[Stored data]
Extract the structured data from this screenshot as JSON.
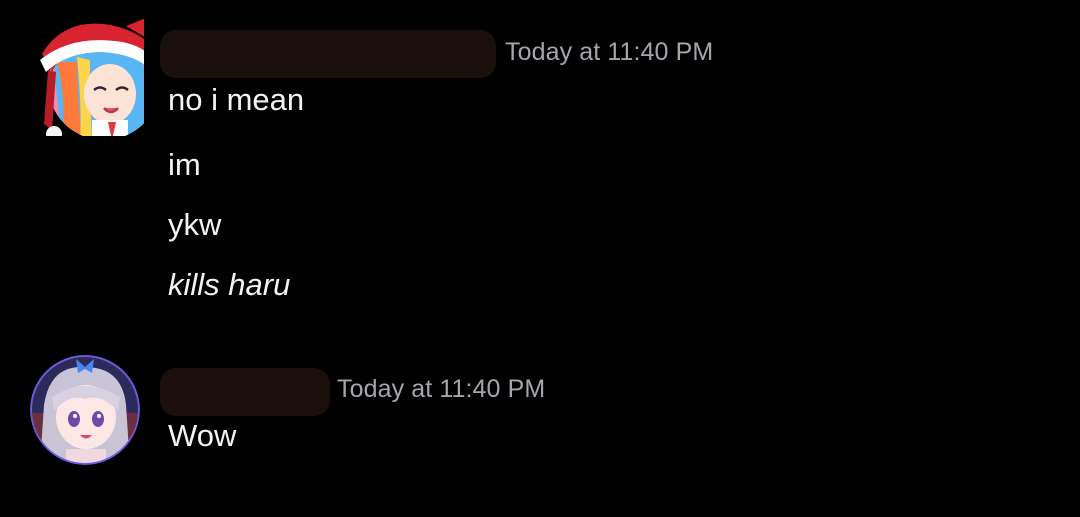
{
  "messages": [
    {
      "author_redacted": true,
      "timestamp": "Today at 11:40 PM",
      "avatar_icon": "anime-avatar-santa-hat-icon",
      "lines": [
        {
          "text": "no i mean",
          "italic": false
        },
        {
          "text": "im",
          "italic": false
        },
        {
          "text": "ykw",
          "italic": false
        },
        {
          "text": "kills haru",
          "italic": true
        }
      ]
    },
    {
      "author_redacted": true,
      "timestamp": "Today at 11:40 PM",
      "avatar_icon": "anime-avatar-silver-hair-icon",
      "lines": [
        {
          "text": "Wow",
          "italic": false
        }
      ]
    }
  ],
  "colors": {
    "background": "#000000",
    "message_text": "#f2f3f5",
    "timestamp_text": "#a3a6ad",
    "redaction": "#1b0f0b"
  }
}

### REQUIREMENTS
Return all of the entries word for word, but omit the pictures.

### EXERCISE RESULT
Extract the structured data from this screenshot as JSON.
{
  "messages": [
    {
      "author_redacted": true,
      "timestamp": "Today at 11:40 PM",
      "avatar_icon": "anime-avatar-santa-hat-icon",
      "lines": [
        {
          "text": "no i mean",
          "italic": false
        },
        {
          "text": "im",
          "italic": false
        },
        {
          "text": "ykw",
          "italic": false
        },
        {
          "text": "kills haru",
          "italic": true
        }
      ]
    },
    {
      "author_redacted": true,
      "timestamp": "Today at 11:40 PM",
      "avatar_icon": "anime-avatar-silver-hair-icon",
      "lines": [
        {
          "text": "Wow",
          "italic": false
        }
      ]
    }
  ],
  "colors": {
    "background": "#000000",
    "message_text": "#f2f3f5",
    "timestamp_text": "#a3a6ad",
    "redaction": "#1b0f0b"
  }
}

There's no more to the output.